■ WHAT TO DO
Write out the full listing again, exactly as it stands.

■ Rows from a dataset

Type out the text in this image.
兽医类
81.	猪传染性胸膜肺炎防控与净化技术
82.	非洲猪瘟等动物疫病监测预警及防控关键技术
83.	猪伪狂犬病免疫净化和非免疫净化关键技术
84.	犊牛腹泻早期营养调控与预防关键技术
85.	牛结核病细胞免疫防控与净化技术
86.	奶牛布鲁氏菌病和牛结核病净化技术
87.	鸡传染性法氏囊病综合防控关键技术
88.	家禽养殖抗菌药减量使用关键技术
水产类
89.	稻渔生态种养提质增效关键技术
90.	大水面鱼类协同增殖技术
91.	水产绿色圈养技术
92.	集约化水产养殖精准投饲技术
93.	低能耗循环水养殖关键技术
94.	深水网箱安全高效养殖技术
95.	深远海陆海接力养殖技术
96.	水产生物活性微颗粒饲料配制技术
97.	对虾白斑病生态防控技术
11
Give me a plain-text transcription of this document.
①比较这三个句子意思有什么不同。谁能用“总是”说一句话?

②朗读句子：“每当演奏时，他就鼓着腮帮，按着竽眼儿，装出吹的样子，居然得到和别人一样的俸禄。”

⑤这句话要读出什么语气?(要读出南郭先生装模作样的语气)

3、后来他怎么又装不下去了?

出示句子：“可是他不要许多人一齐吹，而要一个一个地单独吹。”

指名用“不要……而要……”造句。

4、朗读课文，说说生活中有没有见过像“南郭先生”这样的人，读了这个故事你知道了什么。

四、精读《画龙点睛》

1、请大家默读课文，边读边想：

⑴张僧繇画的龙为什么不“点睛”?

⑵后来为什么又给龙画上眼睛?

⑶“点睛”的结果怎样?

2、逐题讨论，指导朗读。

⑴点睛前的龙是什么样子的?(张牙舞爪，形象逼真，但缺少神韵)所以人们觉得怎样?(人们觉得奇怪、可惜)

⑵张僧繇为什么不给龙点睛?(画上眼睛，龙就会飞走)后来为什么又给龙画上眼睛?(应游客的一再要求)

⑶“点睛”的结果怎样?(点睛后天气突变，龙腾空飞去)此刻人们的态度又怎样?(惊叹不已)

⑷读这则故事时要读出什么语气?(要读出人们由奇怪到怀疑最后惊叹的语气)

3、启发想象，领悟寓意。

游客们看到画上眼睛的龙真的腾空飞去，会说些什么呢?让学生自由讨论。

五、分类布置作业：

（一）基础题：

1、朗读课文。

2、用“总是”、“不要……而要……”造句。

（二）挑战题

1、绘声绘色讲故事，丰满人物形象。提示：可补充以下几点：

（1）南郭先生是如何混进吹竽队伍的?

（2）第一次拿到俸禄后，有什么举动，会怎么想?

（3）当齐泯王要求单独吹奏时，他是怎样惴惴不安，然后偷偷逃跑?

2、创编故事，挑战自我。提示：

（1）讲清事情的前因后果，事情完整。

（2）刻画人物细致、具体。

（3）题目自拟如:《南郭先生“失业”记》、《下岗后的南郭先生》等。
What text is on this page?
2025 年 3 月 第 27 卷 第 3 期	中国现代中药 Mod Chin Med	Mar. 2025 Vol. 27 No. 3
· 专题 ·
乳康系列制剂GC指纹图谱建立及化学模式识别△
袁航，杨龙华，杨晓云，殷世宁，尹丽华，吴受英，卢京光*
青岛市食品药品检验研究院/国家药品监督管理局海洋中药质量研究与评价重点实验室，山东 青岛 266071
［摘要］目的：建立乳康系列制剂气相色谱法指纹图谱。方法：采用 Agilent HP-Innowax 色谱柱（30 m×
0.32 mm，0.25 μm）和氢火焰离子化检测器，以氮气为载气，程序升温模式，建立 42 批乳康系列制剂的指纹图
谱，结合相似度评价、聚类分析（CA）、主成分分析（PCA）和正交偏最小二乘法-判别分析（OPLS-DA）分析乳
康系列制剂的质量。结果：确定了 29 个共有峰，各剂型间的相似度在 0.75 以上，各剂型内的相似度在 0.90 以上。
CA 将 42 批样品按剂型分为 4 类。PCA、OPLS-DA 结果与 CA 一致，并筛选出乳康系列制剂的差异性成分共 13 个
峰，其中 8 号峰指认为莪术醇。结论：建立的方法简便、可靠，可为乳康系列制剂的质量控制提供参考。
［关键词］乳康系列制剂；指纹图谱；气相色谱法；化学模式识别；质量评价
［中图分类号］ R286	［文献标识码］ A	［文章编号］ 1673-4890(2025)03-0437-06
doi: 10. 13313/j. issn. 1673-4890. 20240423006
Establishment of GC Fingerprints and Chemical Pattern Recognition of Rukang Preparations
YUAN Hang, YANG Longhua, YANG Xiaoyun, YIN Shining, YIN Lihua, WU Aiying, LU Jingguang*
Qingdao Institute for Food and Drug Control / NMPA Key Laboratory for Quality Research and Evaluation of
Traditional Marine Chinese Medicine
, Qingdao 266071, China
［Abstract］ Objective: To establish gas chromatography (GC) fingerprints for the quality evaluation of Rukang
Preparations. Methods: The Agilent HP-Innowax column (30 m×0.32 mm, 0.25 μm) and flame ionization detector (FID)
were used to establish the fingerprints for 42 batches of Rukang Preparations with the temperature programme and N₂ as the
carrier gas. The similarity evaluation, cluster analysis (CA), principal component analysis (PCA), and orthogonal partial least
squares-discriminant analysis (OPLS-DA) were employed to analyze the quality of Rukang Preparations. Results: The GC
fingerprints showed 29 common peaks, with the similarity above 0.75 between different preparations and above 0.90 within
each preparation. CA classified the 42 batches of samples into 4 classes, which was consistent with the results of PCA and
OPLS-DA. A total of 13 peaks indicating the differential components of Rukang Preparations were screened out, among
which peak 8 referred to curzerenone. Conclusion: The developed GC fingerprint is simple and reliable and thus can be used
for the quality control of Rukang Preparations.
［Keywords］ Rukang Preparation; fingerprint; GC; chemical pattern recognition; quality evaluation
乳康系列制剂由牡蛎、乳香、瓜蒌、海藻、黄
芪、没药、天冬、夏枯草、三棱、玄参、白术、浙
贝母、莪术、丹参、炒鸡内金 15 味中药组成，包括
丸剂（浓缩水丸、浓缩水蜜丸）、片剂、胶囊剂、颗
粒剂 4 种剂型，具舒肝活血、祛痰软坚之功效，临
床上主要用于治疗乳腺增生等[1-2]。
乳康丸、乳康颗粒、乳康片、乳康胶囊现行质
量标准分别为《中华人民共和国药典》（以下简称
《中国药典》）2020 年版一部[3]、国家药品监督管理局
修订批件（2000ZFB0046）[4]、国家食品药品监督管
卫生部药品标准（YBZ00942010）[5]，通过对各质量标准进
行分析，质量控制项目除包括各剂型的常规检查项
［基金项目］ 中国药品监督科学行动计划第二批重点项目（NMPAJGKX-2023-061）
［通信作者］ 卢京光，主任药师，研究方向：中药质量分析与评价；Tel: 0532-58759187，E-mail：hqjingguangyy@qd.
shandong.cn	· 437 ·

■ THE SOLUTION
Type out the text in this image.
兽医类
81.	猪传染性胸膜肺炎防控与净化技术
82.	非洲猪瘟等动物疫病监测预警及防控关键技术
83.	猪伪狂犬病免疫净化和非免疫净化关键技术
84.	犊牛腹泻早期营养调控与预防关键技术
85.	牛结核病细胞免疫防控与净化技术
86.	奶牛布鲁氏菌病和牛结核病净化技术
87.	鸡传染性法氏囊病综合防控关键技术
88.	家禽养殖抗菌药减量使用关键技术
水产类
89.	稻渔生态种养提质增效关键技术
90.	大水面鱼类协同增殖技术
91.	水产绿色圈养技术
92.	集约化水产养殖精准投饲技术
93.	低能耗循环水养殖关键技术
94.	深水网箱安全高效养殖技术
95.	深远海陆海接力养殖技术
96.	水产生物活性微颗粒饲料配制技术
97.	对虾白斑病生态防控技术
11
Give me a plain-text transcription of this document.
①比较这三个句子意思有什么不同。谁能用“总是”说一句话?

②朗读句子：“每当演奏时，他就鼓着腮帮，按着竽眼儿，装出吹的样子，居然得到和别人一样的俸禄。”

⑤这句话要读出什么语气?(要读出南郭先生装模作样的语气)

3、后来他怎么又装不下去了?

出示句子：“可是他不要许多人一齐吹，而要一个一个地单独吹。”

指名用“不要……而要……”造句。

4、朗读课文，说说生活中有没有见过像“南郭先生”这样的人，读了这个故事你知道了什么。

四、精读《画龙点睛》

1、请大家默读课文，边读边想：

⑴张僧繇画的龙为什么不“点睛”?

⑵后来为什么又给龙画上眼睛?

⑶“点睛”的结果怎样?

2、逐题讨论，指导朗读。

⑴点睛前的龙是什么样子的?(张牙舞爪，形象逼真，但缺少神韵)所以人们觉得怎样?(人们觉得奇怪、可惜)

⑵张僧繇为什么不给龙点睛?(画上眼睛，龙就会飞走)后来为什么又给龙画上眼睛?(应游客的一再要求)

⑶“点睛”的结果怎样?(点睛后天气突变，龙腾空飞去)此刻人们的态度又怎样?(惊叹不已)

⑷读这则故事时要读出什么语气?(要读出人们由奇怪到怀疑最后惊叹的语气)

3、启发想象，领悟寓意。

游客们看到画上眼睛的龙真的腾空飞去，会说些什么呢?让学生自由讨论。

五、分类布置作业：

（一）基础题：

1、朗读课文。

2、用“总是”、“不要……而要……”造句。

（二）挑战题

1、绘声绘色讲故事，丰满人物形象。提示：可补充以下几点：

（1）南郭先生是如何混进吹竽队伍的?

（2）第一次拿到俸禄后，有什么举动，会怎么想?

（3）当齐泯王要求单独吹奏时，他是怎样惴惴不安，然后偷偷逃跑?

2、创编故事，挑战自我。提示：

（1）讲清事情的前因后果，事情完整。

（2）刻画人物细致、具体。

（3）题目自拟如:《南郭先生“失业”记》、《下岗后的南郭先生》等。
What text is on this page?
2025 年 3 月 第 27 卷 第 3 期	中国现代中药 Mod Chin Med	Mar. 2025 Vol. 27 No. 3
· 专题 ·
乳康系列制剂GC指纹图谱建立及化学模式识别△
袁航，杨龙华，杨晓云，殷世宁，尹丽华，吴受英，卢京光*
青岛市食品药品检验研究院/国家药品监督管理局海洋中药质量研究与评价重点实验室，山东 青岛 266071
［摘要］目的：建立乳康系列制剂气相色谱法指纹图谱。方法：采用 Agilent HP-Innowax 色谱柱（30 m×
0.32 mm，0.25 μm）和氢火焰离子化检测器，以氮气为载气，程序升温模式，建立 42 批乳康系列制剂的指纹图
谱，结合相似度评价、聚类分析（CA）、主成分分析（PCA）和正交偏最小二乘法-判别分析（OPLS-DA）分析乳
康系列制剂的质量。结果：确定了 29 个共有峰，各剂型间的相似度在 0.75 以上，各剂型内的相似度在 0.90 以上。
CA 将 42 批样品按剂型分为 4 类。PCA、OPLS-DA 结果与 CA 一致，并筛选出乳康系列制剂的差异性成分共 13 个
峰，其中 8 号峰指认为莪术醇。结论：建立的方法简便、可靠，可为乳康系列制剂的质量控制提供参考。
［关键词］乳康系列制剂；指纹图谱；气相色谱法；化学模式识别；质量评价
［中图分类号］ R286	［文献标识码］ A	［文章编号］ 1673-4890(2025)03-0437-06
doi: 10. 13313/j. issn. 1673-4890. 20240423006
Establishment of GC Fingerprints and Chemical Pattern Recognition of Rukang Preparations
YUAN Hang, YANG Longhua, YANG Xiaoyun, YIN Shining, YIN Lihua, WU Aiying, LU Jingguang*
Qingdao Institute for Food and Drug Control / NMPA Key Laboratory for Quality Research and Evaluation of
Traditional Marine Chinese Medicine
, Qingdao 266071, China
［Abstract］ Objective: To establish gas chromatography (GC) fingerprints for the quality evaluation of Rukang
Preparations. Methods: The Agilent HP-Innowax column (30 m×0.32 mm, 0.25 μm) and flame ionization detector (FID)
were used to establish the fingerprints for 42 batches of Rukang Preparations with the temperature programme and N₂ as the
carrier gas. The similarity evaluation, cluster analysis (CA), principal component analysis (PCA), and orthogonal partial least
squares-discriminant analysis (OPLS-DA) were employed to analyze the quality of Rukang Preparations. Results: The GC
fingerprints showed 29 common peaks, with the similarity above 0.75 between different preparations and above 0.90 within
each preparation. CA classified the 42 batches of samples into 4 classes, which was consistent with the results of PCA and
OPLS-DA. A total of 13 peaks indicating the differential components of Rukang Preparations were screened out, among
which peak 8 referred to curzerenone. Conclusion: The developed GC fingerprint is simple and reliable and thus can be used
for the quality control of Rukang Preparations.
［Keywords］ Rukang Preparation; fingerprint; GC; chemical pattern recognition; quality evaluation
乳康系列制剂由牡蛎、乳香、瓜蒌、海藻、黄
芪、没药、天冬、夏枯草、三棱、玄参、白术、浙
贝母、莪术、丹参、炒鸡内金 15 味中药组成，包括
丸剂（浓缩水丸、浓缩水蜜丸）、片剂、胶囊剂、颗
粒剂 4 种剂型，具舒肝活血、祛痰软坚之功效，临
床上主要用于治疗乳腺增生等[1-2]。
乳康丸、乳康颗粒、乳康片、乳康胶囊现行质
量标准分别为《中华人民共和国药典》（以下简称
《中国药典》）2020 年版一部[3]、国家药品监督管理局
修订批件（2000ZFB0046）[4]、国家食品药品监督管
卫生部药品标准（YBZ00942010）[5]，通过对各质量标准进
行分析，质量控制项目除包括各剂型的常规检查项
［基金项目］ 中国药品监督科学行动计划第二批重点项目（NMPAJGKX-2023-061）
［通信作者］ 卢京光，主任药师，研究方向：中药质量分析与评价；Tel: 0532-58759187，E-mail：hqjingguangyy@qd.
shandong.cn	· 437 ·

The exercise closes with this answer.